Records excerpted from a collection
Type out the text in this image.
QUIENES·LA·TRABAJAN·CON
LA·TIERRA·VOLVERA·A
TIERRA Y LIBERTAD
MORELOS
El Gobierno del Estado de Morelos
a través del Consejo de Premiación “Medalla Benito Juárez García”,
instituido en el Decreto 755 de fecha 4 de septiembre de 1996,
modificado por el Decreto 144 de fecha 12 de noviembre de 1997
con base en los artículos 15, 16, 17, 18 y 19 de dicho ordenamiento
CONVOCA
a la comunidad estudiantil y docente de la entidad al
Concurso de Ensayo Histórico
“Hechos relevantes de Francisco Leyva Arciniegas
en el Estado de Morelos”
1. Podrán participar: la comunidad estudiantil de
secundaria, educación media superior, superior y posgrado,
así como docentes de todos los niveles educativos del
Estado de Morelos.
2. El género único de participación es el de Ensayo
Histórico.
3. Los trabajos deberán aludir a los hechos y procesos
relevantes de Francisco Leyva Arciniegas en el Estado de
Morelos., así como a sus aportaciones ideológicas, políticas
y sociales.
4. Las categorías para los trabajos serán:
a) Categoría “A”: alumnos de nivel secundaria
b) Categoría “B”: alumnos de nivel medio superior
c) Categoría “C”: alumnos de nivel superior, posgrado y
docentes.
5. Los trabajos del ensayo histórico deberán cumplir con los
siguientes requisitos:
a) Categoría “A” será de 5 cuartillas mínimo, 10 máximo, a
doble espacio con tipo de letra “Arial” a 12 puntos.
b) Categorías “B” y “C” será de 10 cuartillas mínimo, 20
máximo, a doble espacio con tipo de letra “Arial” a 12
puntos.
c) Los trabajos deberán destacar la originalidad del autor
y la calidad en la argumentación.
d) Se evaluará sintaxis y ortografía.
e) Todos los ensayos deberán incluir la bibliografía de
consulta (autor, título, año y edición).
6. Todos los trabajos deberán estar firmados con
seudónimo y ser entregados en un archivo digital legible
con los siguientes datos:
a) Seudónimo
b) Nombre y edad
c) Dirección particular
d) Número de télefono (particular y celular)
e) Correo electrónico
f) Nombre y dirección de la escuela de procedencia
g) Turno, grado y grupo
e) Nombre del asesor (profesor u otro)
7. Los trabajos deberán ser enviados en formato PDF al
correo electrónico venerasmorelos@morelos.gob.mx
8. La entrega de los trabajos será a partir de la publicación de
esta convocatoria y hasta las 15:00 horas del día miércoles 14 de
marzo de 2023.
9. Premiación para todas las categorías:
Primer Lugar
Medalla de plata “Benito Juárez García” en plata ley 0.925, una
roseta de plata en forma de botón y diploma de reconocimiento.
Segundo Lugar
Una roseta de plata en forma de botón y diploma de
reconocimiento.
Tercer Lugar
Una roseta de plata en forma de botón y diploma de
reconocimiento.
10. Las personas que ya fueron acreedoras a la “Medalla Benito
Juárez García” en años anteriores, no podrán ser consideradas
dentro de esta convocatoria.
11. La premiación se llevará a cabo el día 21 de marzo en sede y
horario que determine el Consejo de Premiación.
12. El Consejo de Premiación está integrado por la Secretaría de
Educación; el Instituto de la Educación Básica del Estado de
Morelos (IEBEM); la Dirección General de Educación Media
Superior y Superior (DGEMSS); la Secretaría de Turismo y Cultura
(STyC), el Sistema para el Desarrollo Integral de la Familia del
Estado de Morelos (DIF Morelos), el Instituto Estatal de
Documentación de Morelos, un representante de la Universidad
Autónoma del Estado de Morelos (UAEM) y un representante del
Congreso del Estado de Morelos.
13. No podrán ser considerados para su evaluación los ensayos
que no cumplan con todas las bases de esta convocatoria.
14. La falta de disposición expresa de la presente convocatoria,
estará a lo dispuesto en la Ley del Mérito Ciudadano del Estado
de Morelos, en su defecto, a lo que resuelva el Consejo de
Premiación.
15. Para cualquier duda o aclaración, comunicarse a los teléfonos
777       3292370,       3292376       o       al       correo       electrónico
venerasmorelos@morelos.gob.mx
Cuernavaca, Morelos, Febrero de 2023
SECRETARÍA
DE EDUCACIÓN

Your task >>
Restate each record word for word.

Correct answer >>
Type out the text in this image.
QUIENES·LA·TRABAJAN·CON
LA·TIERRA·VOLVERA·A
TIERRA Y LIBERTAD
MORELOS
El Gobierno del Estado de Morelos
a través del Consejo de Premiación “Medalla Benito Juárez García”,
instituido en el Decreto 755 de fecha 4 de septiembre de 1996,
modificado por el Decreto 144 de fecha 12 de noviembre de 1997
con base en los artículos 15, 16, 17, 18 y 19 de dicho ordenamiento
CONVOCA
a la comunidad estudiantil y docente de la entidad al
Concurso de Ensayo Histórico
“Hechos relevantes de Francisco Leyva Arciniegas
en el Estado de Morelos”
1. Podrán participar: la comunidad estudiantil de
secundaria, educación media superior, superior y posgrado,
así como docentes de todos los niveles educativos del
Estado de Morelos.
2. El género único de participación es el de Ensayo
Histórico.
3. Los trabajos deberán aludir a los hechos y procesos
relevantes de Francisco Leyva Arciniegas en el Estado de
Morelos., así como a sus aportaciones ideológicas, políticas
y sociales.
4. Las categorías para los trabajos serán:
a) Categoría “A”: alumnos de nivel secundaria
b) Categoría “B”: alumnos de nivel medio superior
c) Categoría “C”: alumnos de nivel superior, posgrado y
docentes.
5. Los trabajos del ensayo histórico deberán cumplir con los
siguientes requisitos:
a) Categoría “A” será de 5 cuartillas mínimo, 10 máximo, a
doble espacio con tipo de letra “Arial” a 12 puntos.
b) Categorías “B” y “C” será de 10 cuartillas mínimo, 20
máximo, a doble espacio con tipo de letra “Arial” a 12
puntos.
c) Los trabajos deberán destacar la originalidad del autor
y la calidad en la argumentación.
d) Se evaluará sintaxis y ortografía.
e) Todos los ensayos deberán incluir la bibliografía de
consulta (autor, título, año y edición).
6. Todos los trabajos deberán estar firmados con
seudónimo y ser entregados en un archivo digital legible
con los siguientes datos:
a) Seudónimo
b) Nombre y edad
c) Dirección particular
d) Número de télefono (particular y celular)
e) Correo electrónico
f) Nombre y dirección de la escuela de procedencia
g) Turno, grado y grupo
e) Nombre del asesor (profesor u otro)
7. Los trabajos deberán ser enviados en formato PDF al
correo electrónico venerasmorelos@morelos.gob.mx
8. La entrega de los trabajos será a partir de la publicación de
esta convocatoria y hasta las 15:00 horas del día miércoles 14 de
marzo de 2023.
9. Premiación para todas las categorías:
Primer Lugar
Medalla de plata “Benito Juárez García” en plata ley 0.925, una
roseta de plata en forma de botón y diploma de reconocimiento.
Segundo Lugar
Una roseta de plata en forma de botón y diploma de
reconocimiento.
Tercer Lugar
Una roseta de plata en forma de botón y diploma de
reconocimiento.
10. Las personas que ya fueron acreedoras a la “Medalla Benito
Juárez García” en años anteriores, no podrán ser consideradas
dentro de esta convocatoria.
11. La premiación se llevará a cabo el día 21 de marzo en sede y
horario que determine el Consejo de Premiación.
12. El Consejo de Premiación está integrado por la Secretaría de
Educación; el Instituto de la Educación Básica del Estado de
Morelos (IEBEM); la Dirección General de Educación Media
Superior y Superior (DGEMSS); la Secretaría de Turismo y Cultura
(STyC), el Sistema para el Desarrollo Integral de la Familia del
Estado de Morelos (DIF Morelos), el Instituto Estatal de
Documentación de Morelos, un representante de la Universidad
Autónoma del Estado de Morelos (UAEM) y un representante del
Congreso del Estado de Morelos.
13. No podrán ser considerados para su evaluación los ensayos
que no cumplan con todas las bases de esta convocatoria.
14. La falta de disposición expresa de la presente convocatoria,
estará a lo dispuesto en la Ley del Mérito Ciudadano del Estado
de Morelos, en su defecto, a lo que resuelva el Consejo de
Premiación.
15. Para cualquier duda o aclaración, comunicarse a los teléfonos
777       3292370,       3292376       o       al       correo       electrónico
venerasmorelos@morelos.gob.mx
Cuernavaca, Morelos, Febrero de 2023
SECRETARÍA
DE EDUCACIÓN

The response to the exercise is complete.